Data excerpts:
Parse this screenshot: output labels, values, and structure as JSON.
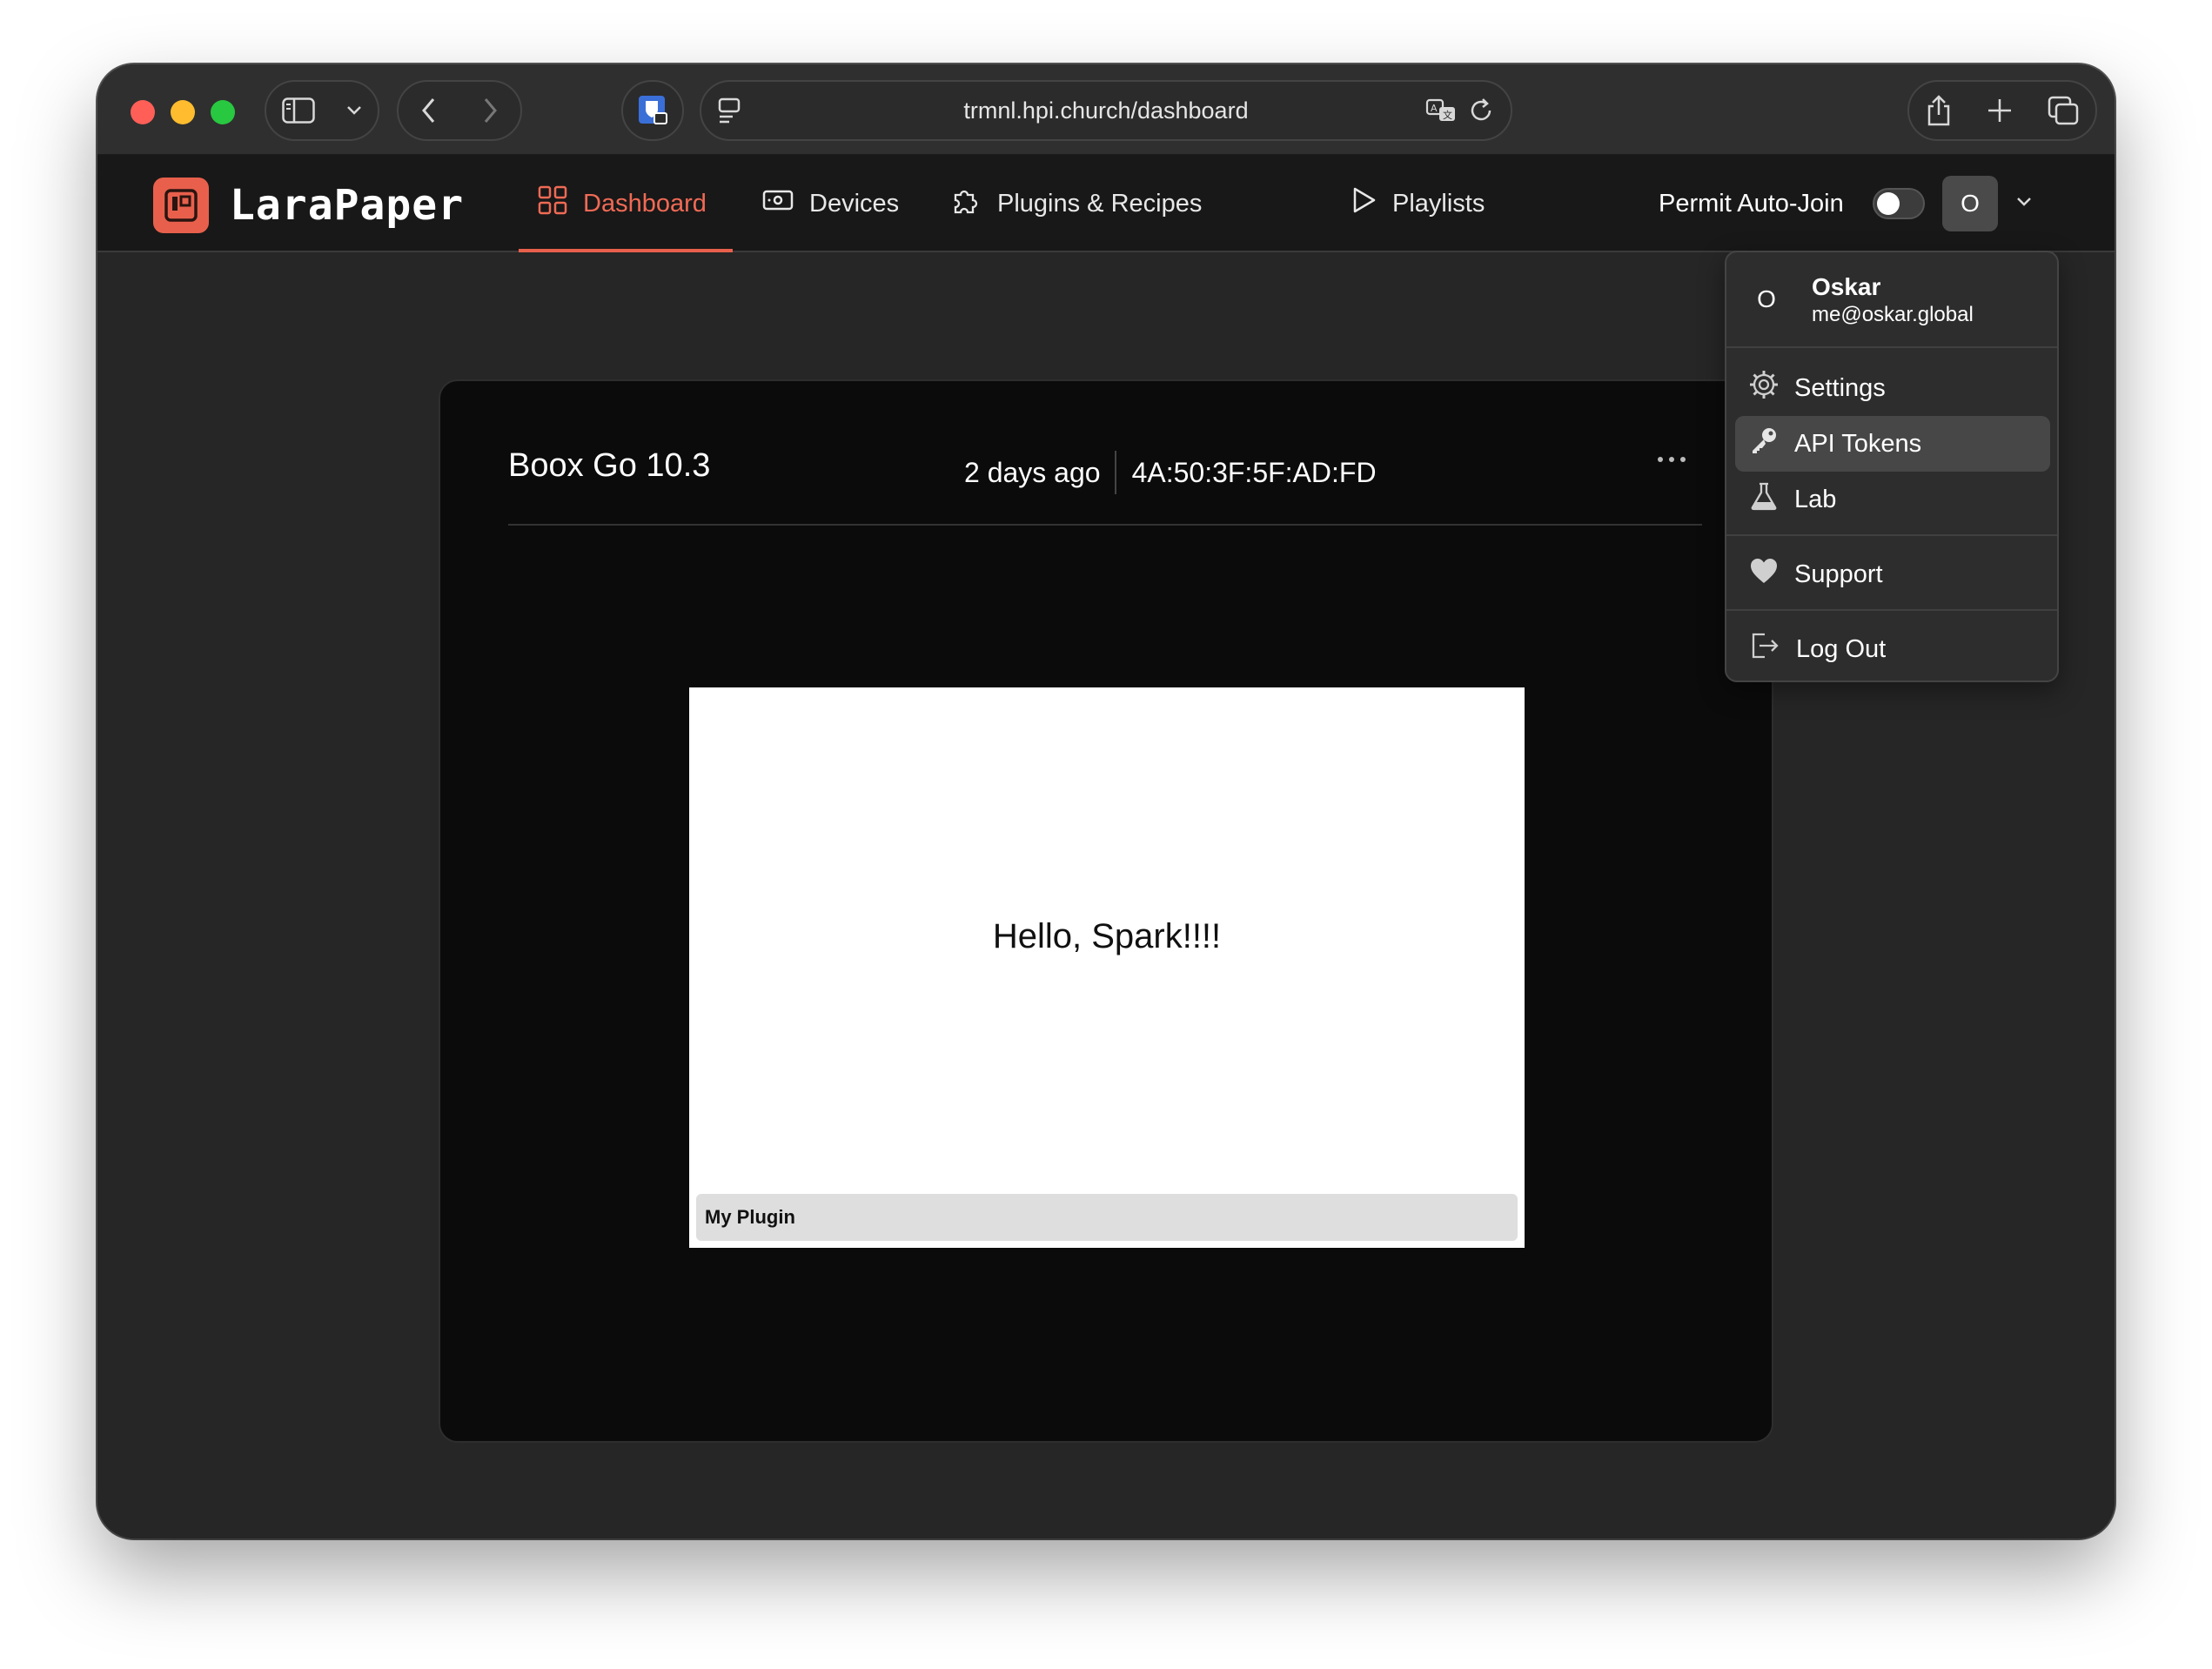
{
  "browser": {
    "url": "trmnl.hpi.church/dashboard"
  },
  "app": {
    "logo_text": "LaraPaper",
    "brand_color": "#e8604c",
    "nav": [
      {
        "label": "Dashboard",
        "icon": "grid-icon",
        "active": true
      },
      {
        "label": "Devices",
        "icon": "device-icon",
        "active": false
      },
      {
        "label": "Plugins & Recipes",
        "icon": "puzzle-icon",
        "active": false
      },
      {
        "label": "Playlists",
        "icon": "play-icon",
        "active": false
      }
    ],
    "auto_join_label": "Permit Auto-Join",
    "auto_join_enabled": false,
    "avatar_initial": "O"
  },
  "device": {
    "name": "Boox Go 10.3",
    "last_seen": "2 days ago",
    "mac": "4A:50:3F:5F:AD:FD",
    "screen_text": "Hello, Spark!!!!",
    "plugin_name": "My Plugin"
  },
  "user_menu": {
    "initial": "O",
    "name": "Oskar",
    "email": "me@oskar.global",
    "items": [
      {
        "label": "Settings",
        "icon": "gear-icon"
      },
      {
        "label": "API Tokens",
        "icon": "key-icon",
        "highlighted": true
      },
      {
        "label": "Lab",
        "icon": "flask-icon"
      },
      {
        "label": "Support",
        "icon": "heart-icon"
      },
      {
        "label": "Log Out",
        "icon": "logout-icon"
      }
    ]
  }
}
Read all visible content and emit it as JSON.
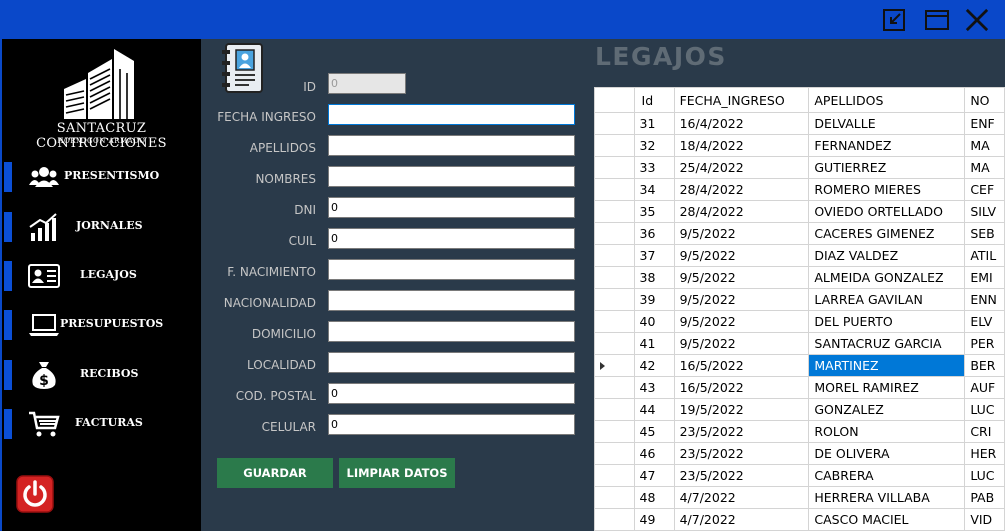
{
  "window": {
    "controls": [
      "restore-icon",
      "maximize-icon",
      "close-icon"
    ]
  },
  "sidebar": {
    "brand_name": "SANTACRUZ CONTRUCCIONES",
    "brand_sub": "HORMIGON ARMADO",
    "items": [
      {
        "label": "PRESENTISMO",
        "icon": "people-icon"
      },
      {
        "label": "JORNALES",
        "icon": "chart-icon"
      },
      {
        "label": "LEGAJOS",
        "icon": "id-card-icon"
      },
      {
        "label": "PRESUPUESTOS",
        "icon": "laptop-icon"
      },
      {
        "label": "RECIBOS",
        "icon": "money-bag-icon"
      },
      {
        "label": "FACTURAS",
        "icon": "cart-icon"
      }
    ],
    "power_icon": "power-icon"
  },
  "form": {
    "fields": [
      {
        "label": "ID",
        "value": "0"
      },
      {
        "label": "FECHA INGRESO",
        "value": ""
      },
      {
        "label": "APELLIDOS",
        "value": ""
      },
      {
        "label": "NOMBRES",
        "value": ""
      },
      {
        "label": "DNI",
        "value": "0"
      },
      {
        "label": "CUIL",
        "value": "0"
      },
      {
        "label": "F. NACIMIENTO",
        "value": ""
      },
      {
        "label": "NACIONALIDAD",
        "value": ""
      },
      {
        "label": "DOMICILIO",
        "value": ""
      },
      {
        "label": "LOCALIDAD",
        "value": ""
      },
      {
        "label": "COD. POSTAL",
        "value": "0"
      },
      {
        "label": "CELULAR",
        "value": "0"
      }
    ],
    "save_label": "GUARDAR",
    "clear_label": "LIMPIAR DATOS"
  },
  "main": {
    "title": "LEGAJOS",
    "columns": [
      "Id",
      "FECHA_INGRESO",
      "APELLIDOS",
      "NO"
    ],
    "rows": [
      {
        "id": "31",
        "fecha": "16/4/2022",
        "apellidos": "DELVALLE",
        "nombres": "ENF"
      },
      {
        "id": "32",
        "fecha": "18/4/2022",
        "apellidos": "FERNANDEZ",
        "nombres": "MA"
      },
      {
        "id": "33",
        "fecha": "25/4/2022",
        "apellidos": "GUTIERREZ",
        "nombres": "MA"
      },
      {
        "id": "34",
        "fecha": "28/4/2022",
        "apellidos": "ROMERO MIERES",
        "nombres": "CEF"
      },
      {
        "id": "35",
        "fecha": "28/4/2022",
        "apellidos": "OVIEDO ORTELLADO",
        "nombres": "SILV"
      },
      {
        "id": "36",
        "fecha": "9/5/2022",
        "apellidos": "CACERES GIMENEZ",
        "nombres": "SEB"
      },
      {
        "id": "37",
        "fecha": "9/5/2022",
        "apellidos": "DIAZ VALDEZ",
        "nombres": "ATIL"
      },
      {
        "id": "38",
        "fecha": "9/5/2022",
        "apellidos": "ALMEIDA GONZALEZ",
        "nombres": "EMI"
      },
      {
        "id": "39",
        "fecha": "9/5/2022",
        "apellidos": "LARREA GAVILAN",
        "nombres": "ENN"
      },
      {
        "id": "40",
        "fecha": "9/5/2022",
        "apellidos": "DEL PUERTO",
        "nombres": "ELV"
      },
      {
        "id": "41",
        "fecha": "9/5/2022",
        "apellidos": "SANTACRUZ GARCIA",
        "nombres": "PER"
      },
      {
        "id": "42",
        "fecha": "16/5/2022",
        "apellidos": "MARTINEZ",
        "nombres": "BER",
        "selected": true
      },
      {
        "id": "43",
        "fecha": "16/5/2022",
        "apellidos": "MOREL RAMIREZ",
        "nombres": "AUF"
      },
      {
        "id": "44",
        "fecha": "19/5/2022",
        "apellidos": "GONZALEZ",
        "nombres": "LUC"
      },
      {
        "id": "45",
        "fecha": "23/5/2022",
        "apellidos": "ROLON",
        "nombres": "CRI"
      },
      {
        "id": "46",
        "fecha": "23/5/2022",
        "apellidos": "DE OLIVERA",
        "nombres": "HER"
      },
      {
        "id": "47",
        "fecha": "23/5/2022",
        "apellidos": "CABRERA",
        "nombres": "LUC"
      },
      {
        "id": "48",
        "fecha": "4/7/2022",
        "apellidos": "HERRERA VILLABA",
        "nombres": "PAB"
      },
      {
        "id": "49",
        "fecha": "4/7/2022",
        "apellidos": "CASCO MACIEL",
        "nombres": "VID"
      }
    ]
  },
  "colors": {
    "titlebar": "#0a48c9",
    "sidebar": "#000000",
    "panel": "#2a3a4a",
    "button": "#2b7a4b",
    "selection": "#0078d7",
    "accent_bar": "#0b4fd6"
  }
}
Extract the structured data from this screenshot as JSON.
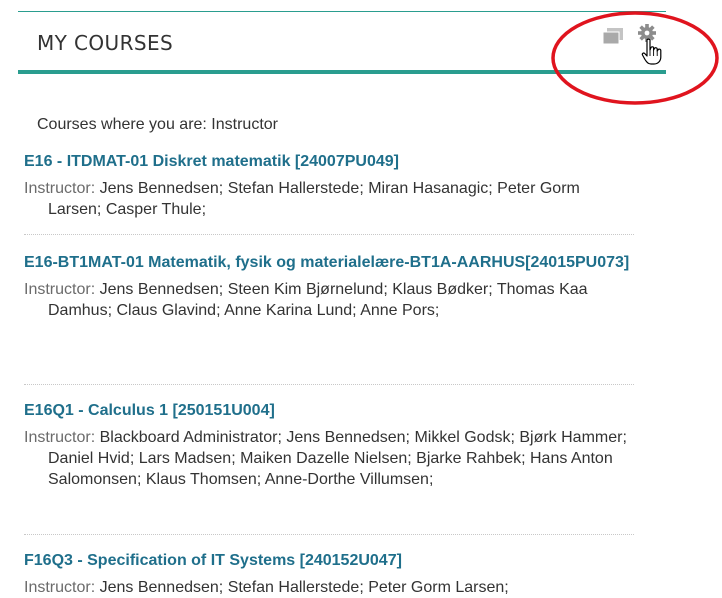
{
  "module": {
    "title": "MY COURSES"
  },
  "toolbar": {
    "manage_icon": "edit-courses-icon",
    "settings_icon": "gear-icon",
    "cursor_icon": "hand-pointer-icon"
  },
  "annotation": {
    "ring_color": "#e0141e"
  },
  "role_heading": "Courses where you are: Instructor",
  "instructor_label": "Instructor:",
  "courses": [
    {
      "title": "E16 - ITDMAT-01 Diskret matematik [24007PU049]",
      "instructors": "Jens Bennedsen;  Stefan Hallerstede;  Miran Hasanagic;  Peter Gorm Larsen;  Casper Thule;"
    },
    {
      "title": "E16-BT1MAT-01 Matematik, fysik og materialelære-BT1A-AARHUS[24015PU073]",
      "instructors": "Jens Bennedsen;  Steen Kim Bjørnelund;  Klaus Bødker;  Thomas Kaa Damhus;  Claus Glavind;  Anne Karina Lund;  Anne Pors;"
    },
    {
      "title": "E16Q1 - Calculus 1 [250151U004]",
      "instructors": "Blackboard Administrator;  Jens Bennedsen;  Mikkel Godsk;  Bjørk Hammer;  Daniel Hvid;  Lars Madsen;  Maiken Dazelle Nielsen;  Bjarke Rahbek;  Hans Anton Salomonsen;  Klaus Thomsen;  Anne-Dorthe Villumsen;"
    },
    {
      "title": "F16Q3 - Specification of IT Systems [240152U047]",
      "instructors": "Jens Bennedsen;  Stefan Hallerstede;  Peter Gorm Larsen;"
    }
  ],
  "colors": {
    "accent": "#2a9d8f",
    "link": "#1f6f8b"
  }
}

PROBLEM:
Every line of the listing that holds "Stefan" is to be counted; give only the resulting number.

REPLY TO THE TASK:
2